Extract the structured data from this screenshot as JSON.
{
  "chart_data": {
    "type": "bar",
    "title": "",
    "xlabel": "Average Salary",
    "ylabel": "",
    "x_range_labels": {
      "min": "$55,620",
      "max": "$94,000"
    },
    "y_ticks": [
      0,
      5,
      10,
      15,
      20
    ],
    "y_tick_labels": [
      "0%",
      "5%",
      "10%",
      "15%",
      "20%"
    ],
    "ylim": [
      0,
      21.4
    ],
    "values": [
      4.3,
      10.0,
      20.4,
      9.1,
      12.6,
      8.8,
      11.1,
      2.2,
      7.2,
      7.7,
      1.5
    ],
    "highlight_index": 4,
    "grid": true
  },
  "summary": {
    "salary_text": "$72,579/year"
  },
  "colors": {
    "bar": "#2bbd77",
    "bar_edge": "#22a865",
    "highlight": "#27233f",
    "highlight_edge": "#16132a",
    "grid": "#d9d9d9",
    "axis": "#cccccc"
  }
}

####

• **WHAT YOU NEED TO DO**: Write out the data again, exactly and in full.

• **COMPLETE OUTPUT**:
Extract the structured data from this screenshot as JSON.
{
  "chart_data": {
    "type": "bar",
    "title": "",
    "xlabel": "Average Salary",
    "ylabel": "",
    "x_range_labels": {
      "min": "$55,620",
      "max": "$94,000"
    },
    "y_ticks": [
      0,
      5,
      10,
      15,
      20
    ],
    "y_tick_labels": [
      "0%",
      "5%",
      "10%",
      "15%",
      "20%"
    ],
    "ylim": [
      0,
      21.4
    ],
    "values": [
      4.3,
      10.0,
      20.4,
      9.1,
      12.6,
      8.8,
      11.1,
      2.2,
      7.2,
      7.7,
      1.5
    ],
    "highlight_index": 4,
    "grid": true
  },
  "summary": {
    "salary_text": "$72,579/year"
  },
  "colors": {
    "bar": "#2bbd77",
    "bar_edge": "#22a865",
    "highlight": "#27233f",
    "highlight_edge": "#16132a",
    "grid": "#d9d9d9",
    "axis": "#cccccc"
  }
}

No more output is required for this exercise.